GIVEN REQUEST: Filter the entries below, keeping every line that has the word "color".

EXTRACTED MATERIAL:
--- Begin ---

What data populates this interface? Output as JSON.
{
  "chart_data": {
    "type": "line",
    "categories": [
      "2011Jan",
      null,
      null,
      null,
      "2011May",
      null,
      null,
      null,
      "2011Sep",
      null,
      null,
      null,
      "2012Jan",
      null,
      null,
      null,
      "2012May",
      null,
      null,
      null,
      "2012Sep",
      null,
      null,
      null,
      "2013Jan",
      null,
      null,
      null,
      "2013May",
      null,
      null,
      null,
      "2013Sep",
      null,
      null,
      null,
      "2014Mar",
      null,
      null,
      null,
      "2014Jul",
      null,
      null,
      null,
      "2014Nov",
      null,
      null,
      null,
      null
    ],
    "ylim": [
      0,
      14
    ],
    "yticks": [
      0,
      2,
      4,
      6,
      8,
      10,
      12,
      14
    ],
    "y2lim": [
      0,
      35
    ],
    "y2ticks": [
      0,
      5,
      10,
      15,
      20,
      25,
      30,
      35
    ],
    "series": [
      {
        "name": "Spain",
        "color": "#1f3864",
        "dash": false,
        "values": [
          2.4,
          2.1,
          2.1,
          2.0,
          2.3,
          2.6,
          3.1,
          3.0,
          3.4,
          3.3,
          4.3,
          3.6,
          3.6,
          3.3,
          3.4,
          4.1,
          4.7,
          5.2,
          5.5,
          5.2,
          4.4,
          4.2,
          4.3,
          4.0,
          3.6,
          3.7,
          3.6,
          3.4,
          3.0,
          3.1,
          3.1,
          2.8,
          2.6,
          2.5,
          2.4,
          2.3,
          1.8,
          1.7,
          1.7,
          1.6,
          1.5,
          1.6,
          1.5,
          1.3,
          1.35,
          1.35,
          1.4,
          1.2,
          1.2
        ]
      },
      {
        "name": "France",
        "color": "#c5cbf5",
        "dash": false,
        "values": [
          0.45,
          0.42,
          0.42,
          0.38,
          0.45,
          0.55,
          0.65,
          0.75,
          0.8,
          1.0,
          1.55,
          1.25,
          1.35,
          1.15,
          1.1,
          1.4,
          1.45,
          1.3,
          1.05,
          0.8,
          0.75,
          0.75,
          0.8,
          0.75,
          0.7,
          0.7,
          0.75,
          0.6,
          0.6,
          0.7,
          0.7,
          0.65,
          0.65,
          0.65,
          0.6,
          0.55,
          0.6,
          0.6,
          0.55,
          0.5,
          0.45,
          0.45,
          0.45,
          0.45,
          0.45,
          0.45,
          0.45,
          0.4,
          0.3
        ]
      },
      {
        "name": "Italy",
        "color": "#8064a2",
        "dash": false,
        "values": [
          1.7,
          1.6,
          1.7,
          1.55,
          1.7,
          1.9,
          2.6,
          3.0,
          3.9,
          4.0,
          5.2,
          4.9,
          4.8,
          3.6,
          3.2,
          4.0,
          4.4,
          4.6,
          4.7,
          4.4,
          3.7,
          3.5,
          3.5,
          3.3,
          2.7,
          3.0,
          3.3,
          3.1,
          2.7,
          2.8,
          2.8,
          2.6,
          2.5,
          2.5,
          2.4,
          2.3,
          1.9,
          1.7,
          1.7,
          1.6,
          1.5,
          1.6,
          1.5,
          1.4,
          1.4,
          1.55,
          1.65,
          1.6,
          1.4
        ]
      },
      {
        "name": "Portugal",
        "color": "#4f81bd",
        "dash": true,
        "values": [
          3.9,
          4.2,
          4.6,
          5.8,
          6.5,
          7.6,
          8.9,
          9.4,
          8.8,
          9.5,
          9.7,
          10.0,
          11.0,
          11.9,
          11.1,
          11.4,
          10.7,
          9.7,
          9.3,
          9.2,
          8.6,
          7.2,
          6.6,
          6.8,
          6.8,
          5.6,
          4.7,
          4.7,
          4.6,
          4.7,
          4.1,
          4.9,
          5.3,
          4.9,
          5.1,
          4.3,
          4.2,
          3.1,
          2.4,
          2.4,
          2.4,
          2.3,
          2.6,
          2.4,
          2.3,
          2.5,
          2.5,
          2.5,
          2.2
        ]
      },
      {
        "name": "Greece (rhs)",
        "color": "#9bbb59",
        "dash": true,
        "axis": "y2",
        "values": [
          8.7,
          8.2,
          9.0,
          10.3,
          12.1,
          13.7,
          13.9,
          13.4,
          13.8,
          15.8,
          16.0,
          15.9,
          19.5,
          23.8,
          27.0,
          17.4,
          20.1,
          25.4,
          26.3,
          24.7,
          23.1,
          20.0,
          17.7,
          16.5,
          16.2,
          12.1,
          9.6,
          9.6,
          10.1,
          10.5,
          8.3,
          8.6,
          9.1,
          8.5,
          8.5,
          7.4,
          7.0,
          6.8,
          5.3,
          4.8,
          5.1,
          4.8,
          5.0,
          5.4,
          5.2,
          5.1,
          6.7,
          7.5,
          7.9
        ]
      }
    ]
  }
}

--- End ---

TASK RESPONSE:
        "color": "#1f3864",
        "color": "#c5cbf5",
        "color": "#8064a2",
        "color": "#4f81bd",
        "color": "#9bbb59",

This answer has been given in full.